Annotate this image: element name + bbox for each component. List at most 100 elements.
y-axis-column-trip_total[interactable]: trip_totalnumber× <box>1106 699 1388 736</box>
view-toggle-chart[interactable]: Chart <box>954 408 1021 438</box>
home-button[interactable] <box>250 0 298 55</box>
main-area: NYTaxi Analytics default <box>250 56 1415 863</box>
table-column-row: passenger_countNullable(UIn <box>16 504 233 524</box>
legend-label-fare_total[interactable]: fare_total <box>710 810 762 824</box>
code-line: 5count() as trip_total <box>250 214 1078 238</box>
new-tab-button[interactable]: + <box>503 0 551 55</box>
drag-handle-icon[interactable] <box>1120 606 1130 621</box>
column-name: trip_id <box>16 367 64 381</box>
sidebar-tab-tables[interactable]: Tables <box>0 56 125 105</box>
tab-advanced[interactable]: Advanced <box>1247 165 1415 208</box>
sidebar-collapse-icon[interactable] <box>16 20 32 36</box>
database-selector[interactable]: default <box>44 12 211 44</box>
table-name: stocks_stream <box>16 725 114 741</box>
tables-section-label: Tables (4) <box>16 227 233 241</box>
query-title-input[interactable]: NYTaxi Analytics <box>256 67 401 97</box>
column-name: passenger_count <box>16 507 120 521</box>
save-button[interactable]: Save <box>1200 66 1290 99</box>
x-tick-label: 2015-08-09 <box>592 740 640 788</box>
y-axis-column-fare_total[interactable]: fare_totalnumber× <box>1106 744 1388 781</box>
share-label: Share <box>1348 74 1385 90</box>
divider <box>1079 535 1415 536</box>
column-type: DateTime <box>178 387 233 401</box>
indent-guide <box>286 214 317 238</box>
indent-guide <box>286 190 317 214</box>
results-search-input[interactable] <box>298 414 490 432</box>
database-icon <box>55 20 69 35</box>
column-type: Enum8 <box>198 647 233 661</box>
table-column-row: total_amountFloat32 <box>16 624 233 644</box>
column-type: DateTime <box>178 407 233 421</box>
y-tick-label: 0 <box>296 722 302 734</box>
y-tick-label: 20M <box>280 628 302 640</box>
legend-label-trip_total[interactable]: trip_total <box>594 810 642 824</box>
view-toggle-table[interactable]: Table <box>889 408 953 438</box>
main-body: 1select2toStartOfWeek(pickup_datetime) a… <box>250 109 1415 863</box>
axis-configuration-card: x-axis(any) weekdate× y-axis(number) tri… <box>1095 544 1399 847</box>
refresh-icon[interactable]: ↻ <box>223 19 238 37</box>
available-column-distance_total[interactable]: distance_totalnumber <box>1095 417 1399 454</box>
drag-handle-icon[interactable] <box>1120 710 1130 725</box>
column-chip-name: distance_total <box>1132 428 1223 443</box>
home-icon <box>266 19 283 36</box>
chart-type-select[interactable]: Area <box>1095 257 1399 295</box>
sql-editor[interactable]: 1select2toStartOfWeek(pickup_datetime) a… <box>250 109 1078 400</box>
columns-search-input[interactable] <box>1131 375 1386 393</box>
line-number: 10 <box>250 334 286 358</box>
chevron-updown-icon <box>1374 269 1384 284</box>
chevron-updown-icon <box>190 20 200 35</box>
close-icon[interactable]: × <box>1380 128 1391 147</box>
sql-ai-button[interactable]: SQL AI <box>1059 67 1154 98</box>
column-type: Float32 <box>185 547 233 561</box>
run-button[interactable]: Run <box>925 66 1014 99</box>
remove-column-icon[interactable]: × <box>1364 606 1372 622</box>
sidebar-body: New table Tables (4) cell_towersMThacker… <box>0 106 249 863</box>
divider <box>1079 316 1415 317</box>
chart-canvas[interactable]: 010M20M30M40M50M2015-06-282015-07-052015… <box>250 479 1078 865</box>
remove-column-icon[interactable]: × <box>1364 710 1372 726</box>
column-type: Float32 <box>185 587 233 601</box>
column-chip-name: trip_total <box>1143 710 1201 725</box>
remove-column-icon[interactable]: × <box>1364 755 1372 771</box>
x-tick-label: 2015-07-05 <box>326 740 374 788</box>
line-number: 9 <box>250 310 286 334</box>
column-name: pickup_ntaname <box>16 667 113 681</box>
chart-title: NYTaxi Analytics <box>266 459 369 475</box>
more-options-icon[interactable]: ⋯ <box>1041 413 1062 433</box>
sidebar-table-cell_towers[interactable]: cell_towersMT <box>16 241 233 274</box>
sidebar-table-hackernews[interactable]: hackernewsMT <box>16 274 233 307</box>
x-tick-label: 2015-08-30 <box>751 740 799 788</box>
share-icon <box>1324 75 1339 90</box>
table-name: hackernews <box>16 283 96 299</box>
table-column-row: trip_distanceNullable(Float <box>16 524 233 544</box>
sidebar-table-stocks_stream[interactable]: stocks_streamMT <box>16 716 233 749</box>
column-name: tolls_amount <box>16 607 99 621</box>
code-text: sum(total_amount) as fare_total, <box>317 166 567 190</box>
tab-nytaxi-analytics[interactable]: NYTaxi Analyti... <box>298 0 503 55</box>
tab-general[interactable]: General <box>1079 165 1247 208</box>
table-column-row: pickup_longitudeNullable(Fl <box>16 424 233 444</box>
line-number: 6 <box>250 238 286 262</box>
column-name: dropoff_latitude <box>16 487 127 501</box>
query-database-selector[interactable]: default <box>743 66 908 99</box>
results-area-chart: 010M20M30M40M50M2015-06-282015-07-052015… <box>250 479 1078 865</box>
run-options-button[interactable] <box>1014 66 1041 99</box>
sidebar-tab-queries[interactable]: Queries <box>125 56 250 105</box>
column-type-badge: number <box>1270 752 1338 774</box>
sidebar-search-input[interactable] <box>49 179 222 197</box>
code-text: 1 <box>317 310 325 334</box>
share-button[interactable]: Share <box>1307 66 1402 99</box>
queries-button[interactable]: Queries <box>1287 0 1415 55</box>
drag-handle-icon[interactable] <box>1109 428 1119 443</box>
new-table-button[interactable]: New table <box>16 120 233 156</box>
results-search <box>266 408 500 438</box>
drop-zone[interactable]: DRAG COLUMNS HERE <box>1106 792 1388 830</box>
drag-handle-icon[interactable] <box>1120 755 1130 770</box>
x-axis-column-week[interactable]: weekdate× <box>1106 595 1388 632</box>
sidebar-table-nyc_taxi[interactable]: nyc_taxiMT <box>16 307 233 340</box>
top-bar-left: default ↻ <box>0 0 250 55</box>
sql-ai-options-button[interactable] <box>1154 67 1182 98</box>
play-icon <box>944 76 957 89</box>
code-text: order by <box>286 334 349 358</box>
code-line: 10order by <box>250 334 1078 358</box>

• **Work to complete**
Copy every line of the data above, changing nothing.

• **Task answer**
Annotate this image: element name + bbox for each component. List at most 100 elements.
y-axis-column-trip_total[interactable]: trip_totalnumber× <box>1106 699 1388 736</box>
view-toggle-chart[interactable]: Chart <box>954 408 1021 438</box>
home-button[interactable] <box>250 0 298 55</box>
main-area: NYTaxi Analytics default <box>250 56 1415 863</box>
table-column-row: passenger_countNullable(UIn <box>16 504 233 524</box>
legend-label-fare_total[interactable]: fare_total <box>710 810 762 824</box>
code-line: 5count() as trip_total <box>250 214 1078 238</box>
new-tab-button[interactable]: + <box>503 0 551 55</box>
drag-handle-icon[interactable] <box>1120 606 1130 621</box>
column-name: trip_id <box>16 367 64 381</box>
sidebar-tab-tables[interactable]: Tables <box>0 56 125 105</box>
tab-advanced[interactable]: Advanced <box>1247 165 1415 208</box>
sidebar-collapse-icon[interactable] <box>16 20 32 36</box>
database-selector[interactable]: default <box>44 12 211 44</box>
table-name: stocks_stream <box>16 725 114 741</box>
tables-section-label: Tables (4) <box>16 227 233 241</box>
query-title-input[interactable]: NYTaxi Analytics <box>256 67 401 97</box>
column-name: passenger_count <box>16 507 120 521</box>
save-button[interactable]: Save <box>1200 66 1290 99</box>
x-tick-label: 2015-08-09 <box>592 740 640 788</box>
y-axis-column-fare_total[interactable]: fare_totalnumber× <box>1106 744 1388 781</box>
share-label: Share <box>1348 74 1385 90</box>
divider <box>1079 535 1415 536</box>
column-type: DateTime <box>178 387 233 401</box>
indent-guide <box>286 214 317 238</box>
indent-guide <box>286 190 317 214</box>
results-search-input[interactable] <box>298 414 490 432</box>
database-icon <box>55 20 69 35</box>
column-type: Enum8 <box>198 647 233 661</box>
table-column-row: total_amountFloat32 <box>16 624 233 644</box>
column-type: DateTime <box>178 407 233 421</box>
y-tick-label: 0 <box>296 722 302 734</box>
y-tick-label: 20M <box>280 628 302 640</box>
legend-label-trip_total[interactable]: trip_total <box>594 810 642 824</box>
view-toggle-table[interactable]: Table <box>889 408 953 438</box>
main-body: 1select2toStartOfWeek(pickup_datetime) a… <box>250 109 1415 863</box>
axis-configuration-card: x-axis(any) weekdate× y-axis(number) tri… <box>1095 544 1399 847</box>
refresh-icon[interactable]: ↻ <box>223 19 238 37</box>
available-column-distance_total[interactable]: distance_totalnumber <box>1095 417 1399 454</box>
drag-handle-icon[interactable] <box>1120 710 1130 725</box>
column-chip-name: distance_total <box>1132 428 1223 443</box>
home-icon <box>266 19 283 36</box>
chart-type-select[interactable]: Area <box>1095 257 1399 295</box>
sql-editor[interactable]: 1select2toStartOfWeek(pickup_datetime) a… <box>250 109 1078 400</box>
columns-search-input[interactable] <box>1131 375 1386 393</box>
line-number: 10 <box>250 334 286 358</box>
chevron-updown-icon <box>1374 269 1384 284</box>
chevron-updown-icon <box>190 20 200 35</box>
close-icon[interactable]: × <box>1380 128 1391 147</box>
sql-ai-button[interactable]: SQL AI <box>1059 67 1154 98</box>
column-type: Float32 <box>185 547 233 561</box>
run-button[interactable]: Run <box>925 66 1014 99</box>
remove-column-icon[interactable]: × <box>1364 606 1372 622</box>
sidebar-body: New table Tables (4) cell_towersMThacker… <box>0 106 249 863</box>
divider <box>1079 316 1415 317</box>
chart-canvas[interactable]: 010M20M30M40M50M2015-06-282015-07-052015… <box>250 479 1078 865</box>
remove-column-icon[interactable]: × <box>1364 710 1372 726</box>
column-type: Float32 <box>185 587 233 601</box>
column-chip-name: trip_total <box>1143 710 1201 725</box>
remove-column-icon[interactable]: × <box>1364 755 1372 771</box>
x-tick-label: 2015-07-05 <box>326 740 374 788</box>
line-number: 9 <box>250 310 286 334</box>
column-name: pickup_ntaname <box>16 667 113 681</box>
chart-title: NYTaxi Analytics <box>266 459 369 475</box>
more-options-icon[interactable]: ⋯ <box>1041 413 1062 433</box>
sidebar-table-cell_towers[interactable]: cell_towersMT <box>16 241 233 274</box>
sidebar-table-hackernews[interactable]: hackernewsMT <box>16 274 233 307</box>
x-tick-label: 2015-08-30 <box>751 740 799 788</box>
share-icon <box>1324 75 1339 90</box>
table-name: hackernews <box>16 283 96 299</box>
table-column-row: trip_distanceNullable(Float <box>16 524 233 544</box>
sidebar-table-stocks_stream[interactable]: stocks_streamMT <box>16 716 233 749</box>
column-name: tolls_amount <box>16 607 99 621</box>
code-text: sum(total_amount) as fare_total, <box>317 166 567 190</box>
tab-nytaxi-analytics[interactable]: NYTaxi Analyti... <box>298 0 503 55</box>
tab-general[interactable]: General <box>1079 165 1247 208</box>
table-column-row: pickup_longitudeNullable(Fl <box>16 424 233 444</box>
line-number: 6 <box>250 238 286 262</box>
column-name: dropoff_latitude <box>16 487 127 501</box>
query-database-selector[interactable]: default <box>743 66 908 99</box>
results-area-chart: 010M20M30M40M50M2015-06-282015-07-052015… <box>250 479 1078 865</box>
run-options-button[interactable] <box>1014 66 1041 99</box>
sidebar-tab-queries[interactable]: Queries <box>125 56 250 105</box>
column-type-badge: number <box>1270 752 1338 774</box>
sidebar-search-input[interactable] <box>49 179 222 197</box>
code-text: 1 <box>317 310 325 334</box>
share-button[interactable]: Share <box>1307 66 1402 99</box>
queries-button[interactable]: Queries <box>1287 0 1415 55</box>
drag-handle-icon[interactable] <box>1109 428 1119 443</box>
new-table-button[interactable]: New table <box>16 120 233 156</box>
results-search <box>266 408 500 438</box>
drop-zone[interactable]: DRAG COLUMNS HERE <box>1106 792 1388 830</box>
drag-handle-icon[interactable] <box>1120 755 1130 770</box>
x-axis-column-week[interactable]: weekdate× <box>1106 595 1388 632</box>
sidebar-table-nyc_taxi[interactable]: nyc_taxiMT <box>16 307 233 340</box>
top-bar-left: default ↻ <box>0 0 250 55</box>
sql-ai-options-button[interactable] <box>1154 67 1182 98</box>
play-icon <box>944 76 957 89</box>
code-text: order by <box>286 334 349 358</box>
code-line: 10order by <box>250 334 1078 358</box>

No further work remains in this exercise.